Given task.
Copy every line that holds "this".

Supplied data.
╔══
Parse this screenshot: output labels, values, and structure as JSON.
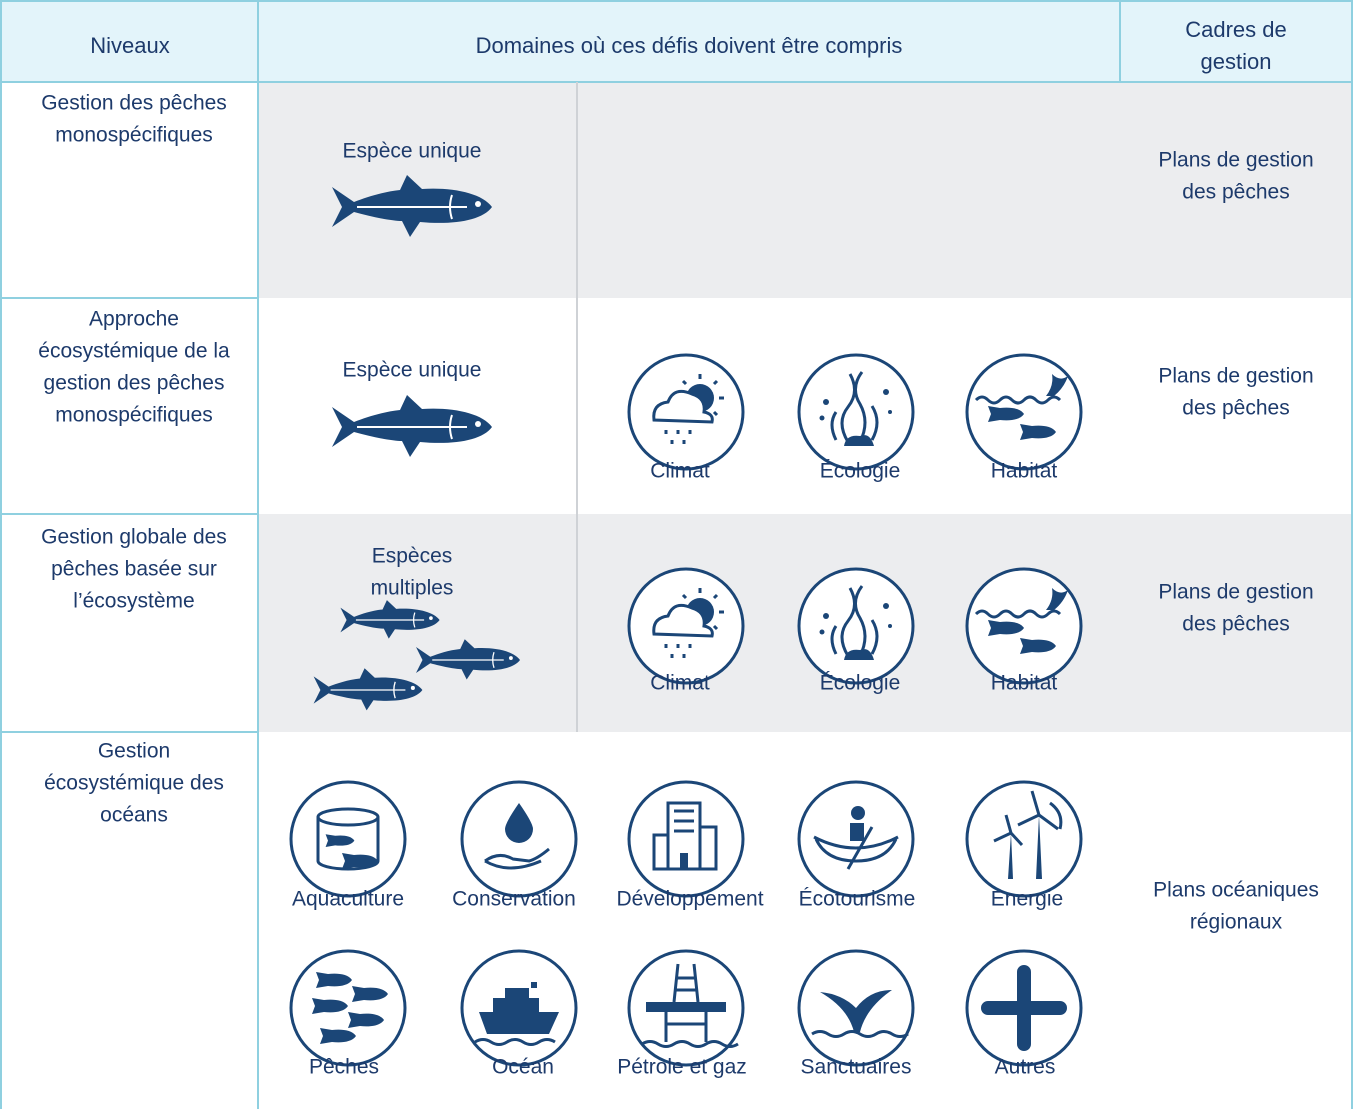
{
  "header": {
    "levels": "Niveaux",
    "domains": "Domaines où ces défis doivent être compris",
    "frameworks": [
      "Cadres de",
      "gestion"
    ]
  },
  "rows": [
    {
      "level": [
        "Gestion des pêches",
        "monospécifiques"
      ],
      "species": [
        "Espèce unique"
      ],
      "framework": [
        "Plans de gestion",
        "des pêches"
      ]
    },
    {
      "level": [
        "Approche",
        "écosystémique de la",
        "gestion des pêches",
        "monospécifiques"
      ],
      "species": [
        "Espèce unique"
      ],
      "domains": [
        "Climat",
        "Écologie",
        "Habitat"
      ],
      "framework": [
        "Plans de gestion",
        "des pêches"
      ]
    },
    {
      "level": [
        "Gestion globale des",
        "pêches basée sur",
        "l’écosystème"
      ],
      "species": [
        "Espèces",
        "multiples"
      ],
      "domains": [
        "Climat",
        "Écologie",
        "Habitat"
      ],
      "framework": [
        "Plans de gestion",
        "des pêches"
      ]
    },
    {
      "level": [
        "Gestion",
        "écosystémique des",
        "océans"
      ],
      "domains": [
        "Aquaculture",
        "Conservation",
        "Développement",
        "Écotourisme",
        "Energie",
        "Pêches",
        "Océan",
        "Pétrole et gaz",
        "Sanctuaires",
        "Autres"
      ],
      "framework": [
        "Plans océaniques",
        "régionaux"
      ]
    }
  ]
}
╚══
╔══
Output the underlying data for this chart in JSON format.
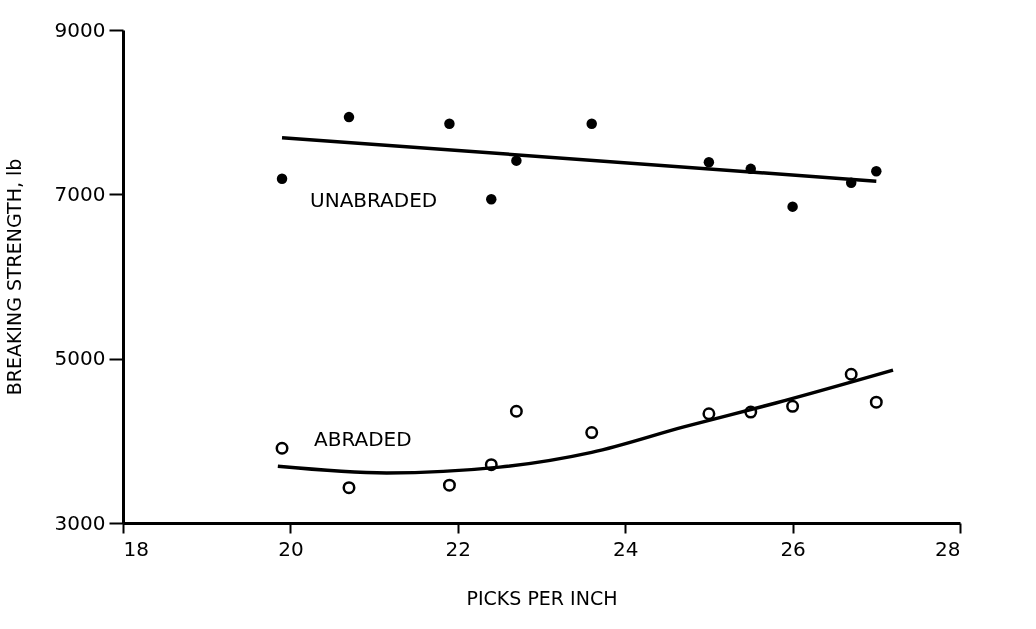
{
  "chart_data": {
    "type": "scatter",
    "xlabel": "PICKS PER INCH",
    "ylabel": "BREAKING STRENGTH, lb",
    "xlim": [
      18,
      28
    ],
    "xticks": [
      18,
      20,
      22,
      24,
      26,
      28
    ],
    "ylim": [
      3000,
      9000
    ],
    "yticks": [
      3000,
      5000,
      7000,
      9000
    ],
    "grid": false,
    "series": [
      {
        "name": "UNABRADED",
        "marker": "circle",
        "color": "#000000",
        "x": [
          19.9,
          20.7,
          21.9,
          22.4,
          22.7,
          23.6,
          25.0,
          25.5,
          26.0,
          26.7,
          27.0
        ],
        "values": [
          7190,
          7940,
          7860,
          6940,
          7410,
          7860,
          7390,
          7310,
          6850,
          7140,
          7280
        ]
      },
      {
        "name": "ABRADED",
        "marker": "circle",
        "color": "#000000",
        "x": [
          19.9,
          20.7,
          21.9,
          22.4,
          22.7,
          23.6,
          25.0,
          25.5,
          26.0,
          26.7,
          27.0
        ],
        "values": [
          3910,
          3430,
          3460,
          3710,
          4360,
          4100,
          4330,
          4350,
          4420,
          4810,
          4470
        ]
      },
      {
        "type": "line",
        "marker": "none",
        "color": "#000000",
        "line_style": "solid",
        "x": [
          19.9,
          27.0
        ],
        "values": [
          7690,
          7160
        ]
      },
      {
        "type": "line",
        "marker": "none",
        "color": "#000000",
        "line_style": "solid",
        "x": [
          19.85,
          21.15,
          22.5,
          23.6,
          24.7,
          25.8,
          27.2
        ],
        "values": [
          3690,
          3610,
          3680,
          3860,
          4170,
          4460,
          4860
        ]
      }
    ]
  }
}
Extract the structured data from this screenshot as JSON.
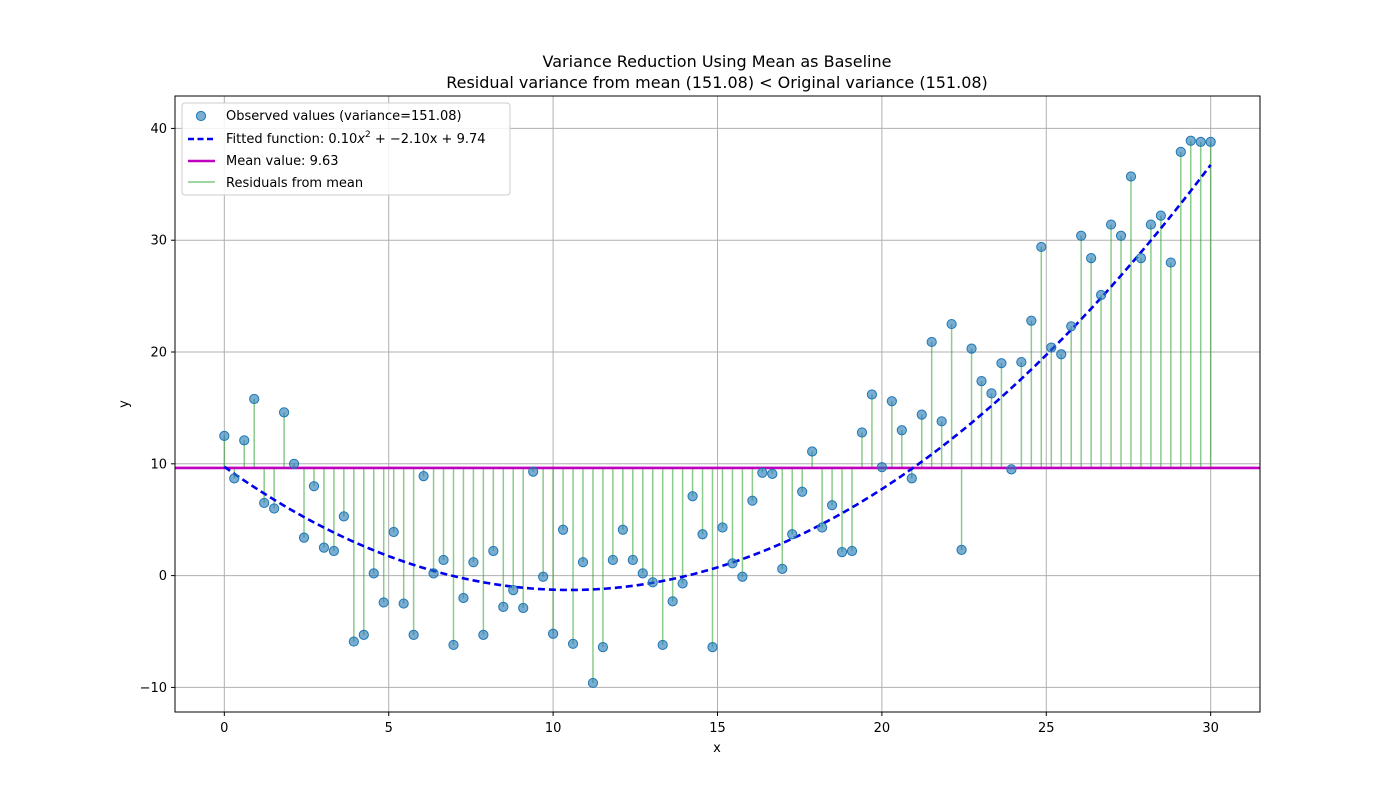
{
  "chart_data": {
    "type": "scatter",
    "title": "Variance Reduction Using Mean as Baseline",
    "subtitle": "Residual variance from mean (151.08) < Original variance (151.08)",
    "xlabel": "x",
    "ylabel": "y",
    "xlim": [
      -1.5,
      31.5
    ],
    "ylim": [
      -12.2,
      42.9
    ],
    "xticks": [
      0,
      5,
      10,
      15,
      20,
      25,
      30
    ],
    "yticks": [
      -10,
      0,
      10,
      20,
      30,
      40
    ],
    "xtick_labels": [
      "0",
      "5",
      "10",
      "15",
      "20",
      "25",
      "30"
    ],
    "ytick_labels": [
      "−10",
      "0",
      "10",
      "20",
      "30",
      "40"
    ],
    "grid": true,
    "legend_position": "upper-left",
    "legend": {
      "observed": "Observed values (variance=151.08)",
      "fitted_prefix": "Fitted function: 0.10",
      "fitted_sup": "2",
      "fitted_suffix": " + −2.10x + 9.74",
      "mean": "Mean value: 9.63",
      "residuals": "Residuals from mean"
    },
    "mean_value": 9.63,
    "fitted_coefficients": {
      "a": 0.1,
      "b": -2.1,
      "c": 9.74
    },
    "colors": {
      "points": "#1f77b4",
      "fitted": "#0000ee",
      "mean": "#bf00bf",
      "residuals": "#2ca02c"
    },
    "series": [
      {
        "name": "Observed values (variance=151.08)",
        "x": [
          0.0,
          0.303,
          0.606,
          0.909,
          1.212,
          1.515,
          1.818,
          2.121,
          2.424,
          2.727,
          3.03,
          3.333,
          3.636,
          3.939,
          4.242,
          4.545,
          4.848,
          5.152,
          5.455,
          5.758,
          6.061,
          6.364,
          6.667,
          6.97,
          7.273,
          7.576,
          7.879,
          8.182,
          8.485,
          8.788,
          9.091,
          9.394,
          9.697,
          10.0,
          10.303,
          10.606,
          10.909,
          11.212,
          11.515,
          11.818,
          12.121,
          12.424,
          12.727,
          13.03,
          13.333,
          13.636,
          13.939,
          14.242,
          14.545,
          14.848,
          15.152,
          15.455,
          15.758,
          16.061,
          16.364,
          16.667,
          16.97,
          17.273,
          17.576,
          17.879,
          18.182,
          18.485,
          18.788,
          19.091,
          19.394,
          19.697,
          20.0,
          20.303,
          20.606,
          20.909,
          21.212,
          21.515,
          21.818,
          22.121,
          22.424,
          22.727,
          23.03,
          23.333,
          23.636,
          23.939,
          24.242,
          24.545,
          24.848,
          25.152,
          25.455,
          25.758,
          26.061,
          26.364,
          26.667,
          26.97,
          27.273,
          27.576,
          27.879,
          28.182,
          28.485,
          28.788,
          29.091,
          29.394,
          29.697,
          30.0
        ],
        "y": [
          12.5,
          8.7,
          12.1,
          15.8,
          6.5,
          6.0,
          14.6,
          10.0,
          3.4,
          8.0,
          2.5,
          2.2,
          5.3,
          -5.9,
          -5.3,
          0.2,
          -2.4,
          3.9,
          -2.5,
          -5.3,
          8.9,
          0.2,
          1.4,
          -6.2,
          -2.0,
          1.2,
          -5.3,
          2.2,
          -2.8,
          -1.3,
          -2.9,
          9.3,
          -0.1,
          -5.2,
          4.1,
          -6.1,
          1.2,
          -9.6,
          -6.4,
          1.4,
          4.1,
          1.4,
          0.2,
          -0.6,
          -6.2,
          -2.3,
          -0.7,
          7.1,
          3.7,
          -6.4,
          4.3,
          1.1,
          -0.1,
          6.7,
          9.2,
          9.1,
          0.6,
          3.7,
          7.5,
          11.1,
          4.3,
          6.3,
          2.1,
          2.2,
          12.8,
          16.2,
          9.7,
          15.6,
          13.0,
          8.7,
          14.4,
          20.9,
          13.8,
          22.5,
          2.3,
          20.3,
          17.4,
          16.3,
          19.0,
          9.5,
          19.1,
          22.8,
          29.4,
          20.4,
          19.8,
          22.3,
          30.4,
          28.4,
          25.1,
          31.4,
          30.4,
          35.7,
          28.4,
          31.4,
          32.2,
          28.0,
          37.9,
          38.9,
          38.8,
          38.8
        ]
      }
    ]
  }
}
╚══
Exercise output.
Parse this screenshot: output labels, values, and structure as JSON.
Output the underlying data for this chart in JSON format.
Extract the structured data from this screenshot as JSON.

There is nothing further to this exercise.